• [Records for the task]
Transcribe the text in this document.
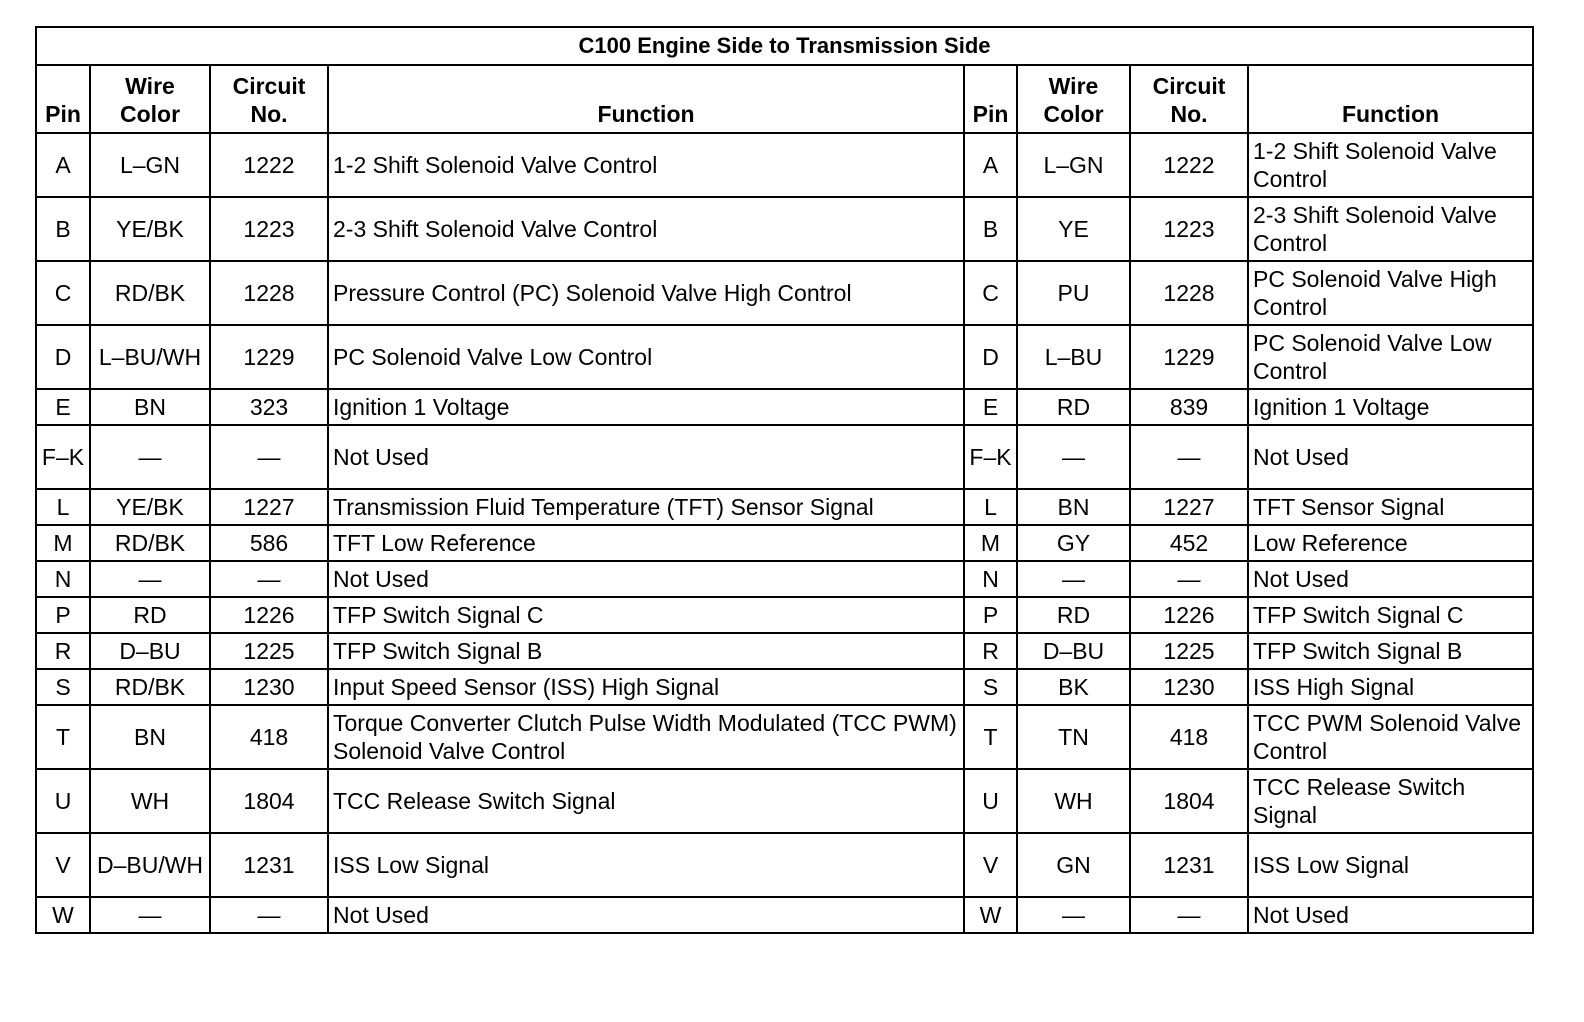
C100 Engine Side to Transmission Side							
Pin	Wire Color	Circuit No.	Function	Pin	Wire Color	Circuit No.	Function
A	L–GN	1222	1-2 Shift Solenoid Valve Control	A	L–GN	1222	1-2 Shift Solenoid Valve Control
B	YE/BK	1223	2-3 Shift Solenoid Valve Control	B	YE	1223	2-3 Shift Solenoid Valve Control
C	RD/BK	1228	Pressure Control (PC) Solenoid Valve High Control	C	PU	1228	PC Solenoid Valve High Control
D	L–BU/WH	1229	PC Solenoid Valve Low Control	D	L–BU	1229	PC Solenoid Valve Low Control
E	BN	323	Ignition 1 Voltage	E	RD	839	Ignition 1 Voltage
F–K	—	—	Not Used	F–K	—	—	Not Used
L	YE/BK	1227	Transmission Fluid Temperature (TFT) Sensor Signal	L	BN	1227	TFT Sensor Signal
M	RD/BK	586	TFT Low Reference	M	GY	452	Low Reference
N	—	—	Not Used	N	—	—	Not Used
P	RD	1226	TFP Switch Signal C	P	RD	1226	TFP Switch Signal C
R	D–BU	1225	TFP Switch Signal B	R	D–BU	1225	TFP Switch Signal B
S	RD/BK	1230	Input Speed Sensor (ISS) High Signal	S	BK	1230	ISS High Signal
T	BN	418	Torque Converter Clutch Pulse Width Modulated (TCC PWM) Solenoid Valve Control	T	TN	418	TCC PWM Solenoid Valve Control
U	WH	1804	TCC Release Switch Signal	U	WH	1804	TCC Release Switch Signal
V	D–BU/WH	1231	ISS Low Signal	V	GN	1231	ISS Low Signal
W	—	—	Not Used	W	—	—	Not Used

• [What you will do]
An exact transcription of all the entries is required, without the pictures.

• [Response below]
Transcribe the text in this document.
C100 Engine Side to Transmission Side							
Pin	Wire Color	Circuit No.	Function	Pin	Wire Color	Circuit No.	Function
A	L–GN	1222	1-2 Shift Solenoid Valve Control	A	L–GN	1222	1-2 Shift Solenoid Valve Control
B	YE/BK	1223	2-3 Shift Solenoid Valve Control	B	YE	1223	2-3 Shift Solenoid Valve Control
C	RD/BK	1228	Pressure Control (PC) Solenoid Valve High Control	C	PU	1228	PC Solenoid Valve High Control
D	L–BU/WH	1229	PC Solenoid Valve Low Control	D	L–BU	1229	PC Solenoid Valve Low Control
E	BN	323	Ignition 1 Voltage	E	RD	839	Ignition 1 Voltage
F–K	—	—	Not Used	F–K	—	—	Not Used
L	YE/BK	1227	Transmission Fluid Temperature (TFT) Sensor Signal	L	BN	1227	TFT Sensor Signal
M	RD/BK	586	TFT Low Reference	M	GY	452	Low Reference
N	—	—	Not Used	N	—	—	Not Used
P	RD	1226	TFP Switch Signal C	P	RD	1226	TFP Switch Signal C
R	D–BU	1225	TFP Switch Signal B	R	D–BU	1225	TFP Switch Signal B
S	RD/BK	1230	Input Speed Sensor (ISS) High Signal	S	BK	1230	ISS High Signal
T	BN	418	Torque Converter Clutch Pulse Width Modulated (TCC PWM) Solenoid Valve Control	T	TN	418	TCC PWM Solenoid Valve Control
U	WH	1804	TCC Release Switch Signal	U	WH	1804	TCC Release Switch Signal
V	D–BU/WH	1231	ISS Low Signal	V	GN	1231	ISS Low Signal
W	—	—	Not Used	W	—	—	Not Used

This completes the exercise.